§ What the exercise asks: Look through the records below, and copy out every line that holds the string "全媒体报道".

§ Source data:
__________

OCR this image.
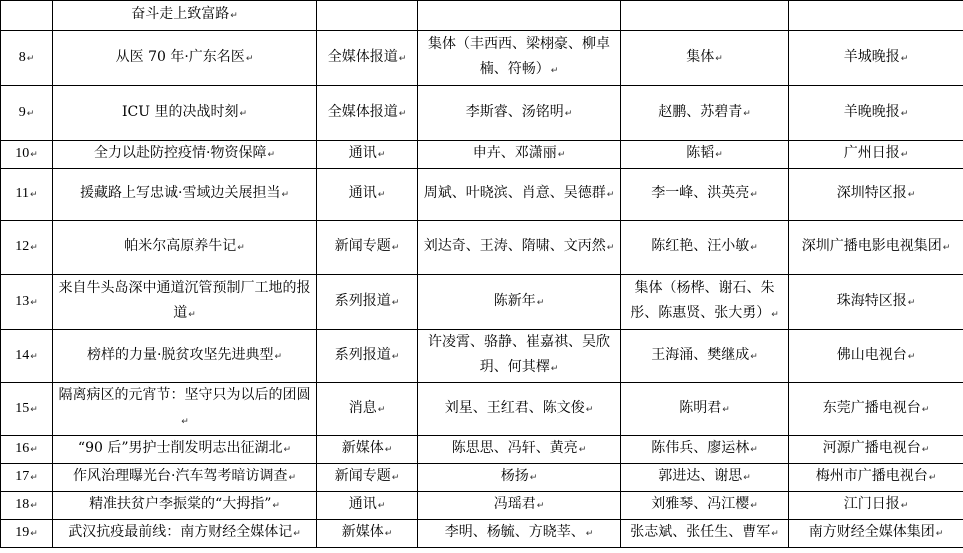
	奋斗走上致富路↵				
8↵	从医 70 年·广东名医↵	全媒体报道↵	集体（丰西西、梁栩豪、柳卓楠、符畅）↵	集体↵	羊城晚报↵
9↵	ICU 里的决战时刻↵	全媒体报道↵	李斯睿、汤铭明↵	赵鹏、苏碧青↵	羊晚晚报↵
10↵	全力以赴防控疫情·物资保障↵	通讯↵	申卉、邓潇丽↵	陈韬↵	广州日报↵
11↵	援藏路上写忠诚·雪域边关展担当↵	通讯↵	周斌、叶晓滨、肖意、吴德群↵	李一峰、洪英亮↵	深圳特区报↵
12↵	帕米尔高原养牛记↵	新闻专题↵	刘达奇、王涛、隋啸、文丙然↵	陈红艳、汪小敏↵	深圳广播电影电视集团↵
13↵	来自牛头岛深中通道沉管预制厂工地的报道↵	系列报道↵	陈新年↵	集体（杨桦、谢石、朱彤、陈惠贤、张大勇）↵	珠海特区报↵
14↵	榜样的力量·脱贫攻坚先进典型↵	系列报道↵	许凌霄、骆静、崔嘉祺、吴欣玥、何其檡↵	王海涌、樊继成↵	佛山电视台↵
15↵	隔离病区的元宵节：坚守只为以后的团圆↵	消息↵	刘星、王红君、陈文俊↵	陈明君↵	东莞广播电视台↵
16↵	“90 后”男护士削发明志出征湖北↵	新媒体↵	陈思思、冯轩、黄亮↵	陈伟兵、廖运林↵	河源广播电视台↵
17↵	作风治理曝光台·汽车驾考暗访调查↵	新闻专题↵	杨扬↵	郭进达、谢思↵	梅州市广播电视台↵
18↵	精准扶贫户李振棠的“大拇指”↵	通讯↵	冯瑶君↵	刘雅琴、冯江樱↵	江门日报↵
19↵	武汉抗疫最前线：南方财经全媒体记↵	新媒体↵	李明、杨毓、方晓莘、↵	张志斌、张任生、曹军↵	南方财经全媒体集团↵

__________

§ Answer below:
8↵	从医 70 年·广东名医↵	全媒体报道↵	集体（丰西西、梁栩豪、柳卓楠、符畅）↵	集体↵	羊城晚报↵
9↵	ICU 里的决战时刻↵	全媒体报道↵	李斯睿、汤铭明↵	赵鹏、苏碧青↵	羊晚晚报↵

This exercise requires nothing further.